━━━ Dataset

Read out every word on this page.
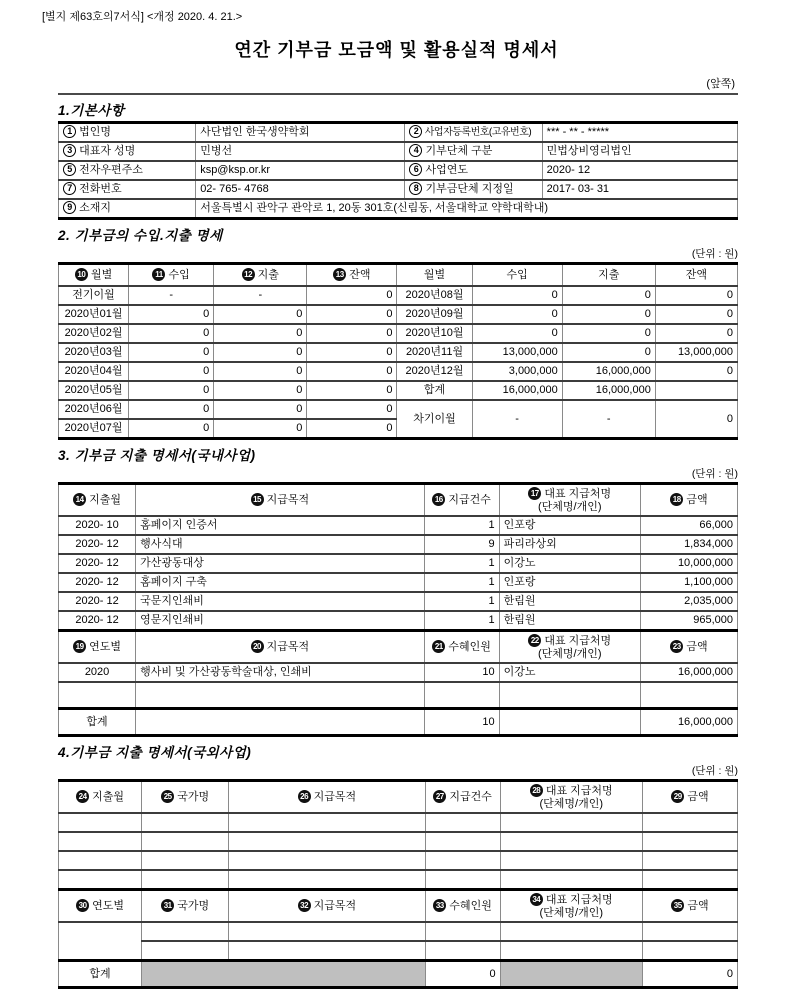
[별지 제63호의7서식] <개정 2020. 4. 21.>
연간 기부금 모금액 및 활용실적 명세서
(앞쪽)
1.기본사항
1 법인명	사단법인 한국생약학회	2 사업자등록번호(고유번호)	*** - ** - *****
3 대표자 성명	민병선	4 기부단체 구분	민법상비영리법인
5 전자우편주소	ksp@ksp.or.kr	6 사업연도	2020- 12
7 전화번호	02- 765- 4768	8 기부금단체 지정일	2017- 03- 31
9 소재지	서울특별시 관악구 관악로 1, 20동 301호(신림동, 서울대학교 약학대학내)		
2. 기부금의 수입.지출 명세
(단위 : 원)
10 월별	11 수입	12 지출	13 잔액	월별	수입	지출	잔액
전기이월	-	-	0	2020년08월	0	0	0
2020년01월	0	0	0	2020년09월	0	0	0
2020년02월	0	0	0	2020년10월	0	0	0
2020년03월	0	0	0	2020년11월	13,000,000	0	13,000,000
2020년04월	0	0	0	2020년12월	3,000,000	16,000,000	0
2020년05월	0	0	0	합계	16,000,000	16,000,000	
2020년06월	0	0	0	차기이월	-	-	0
2020년07월	0	0	0				
3. 기부금 지출 명세서(국내사업)
(단위 : 원)
14 지출월	15 지급목적	16 지급건수	17 대표 지급처명
(단체명/개인)	18 금액
2020- 10	홈페이지 인증서	1	인포랑	66,000
2020- 12	행사식대	9	파리라상외	1,834,000
2020- 12	가산광동대상	1	이강노	10,000,000
2020- 12	홈페이지 구축	1	인포랑	1,100,000
2020- 12	국문지인쇄비	1	한림원	2,035,000
2020- 12	영문지인쇄비	1	한림원	965,000
19 연도별	20 지급목적	21 수혜인원	22 대표 지급처명
(단체명/개인)	23 금액
2020	행사비 및 가산광동학술대상, 인쇄비	10	이강노	16,000,000

합계		10		16,000,000
4.기부금 지출 명세서(국외사업)
(단위 : 원)
24 지출월	25 국가명	26 지급목적	27 지급건수	28 대표 지급처명
(단체명/개인)	29 금액

30 연도별	31 국가명	32 지급목적	33 수혜인원	34 대표 지급처명
(단체명/개인)	35 금액

합계			0		0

━━━━━━

■ **Exercise instructions**
Output each line exactly; omit every picture.

■ **Result of this task**
Read out every word on this page.
[별지 제63호의7서식] <개정 2020. 4. 21.>
연간 기부금 모금액 및 활용실적 명세서
(앞쪽)
1.기본사항
1 법인명	사단법인 한국생약학회	2 사업자등록번호(고유번호)	*** - ** - *****
3 대표자 성명	민병선	4 기부단체 구분	민법상비영리법인
5 전자우편주소	ksp@ksp.or.kr	6 사업연도	2020- 12
7 전화번호	02- 765- 4768	8 기부금단체 지정일	2017- 03- 31
9 소재지	서울특별시 관악구 관악로 1, 20동 301호(신림동, 서울대학교 약학대학내)		
2. 기부금의 수입.지출 명세
(단위 : 원)
10 월별	11 수입	12 지출	13 잔액	월별	수입	지출	잔액
전기이월	-	-	0	2020년08월	0	0	0
2020년01월	0	0	0	2020년09월	0	0	0
2020년02월	0	0	0	2020년10월	0	0	0
2020년03월	0	0	0	2020년11월	13,000,000	0	13,000,000
2020년04월	0	0	0	2020년12월	3,000,000	16,000,000	0
2020년05월	0	0	0	합계	16,000,000	16,000,000	
2020년06월	0	0	0	차기이월	-	-	0
2020년07월	0	0	0				
3. 기부금 지출 명세서(국내사업)
(단위 : 원)
14 지출월	15 지급목적	16 지급건수	17 대표 지급처명
(단체명/개인)	18 금액
2020- 10	홈페이지 인증서	1	인포랑	66,000
2020- 12	행사식대	9	파리라상외	1,834,000
2020- 12	가산광동대상	1	이강노	10,000,000
2020- 12	홈페이지 구축	1	인포랑	1,100,000
2020- 12	국문지인쇄비	1	한림원	2,035,000
2020- 12	영문지인쇄비	1	한림원	965,000
19 연도별	20 지급목적	21 수혜인원	22 대표 지급처명
(단체명/개인)	23 금액
2020	행사비 및 가산광동학술대상, 인쇄비	10	이강노	16,000,000

합계		10		16,000,000
4.기부금 지출 명세서(국외사업)
(단위 : 원)
24 지출월	25 국가명	26 지급목적	27 지급건수	28 대표 지급처명
(단체명/개인)	29 금액

30 연도별	31 국가명	32 지급목적	33 수혜인원	34 대표 지급처명
(단체명/개인)	35 금액

합계			0		0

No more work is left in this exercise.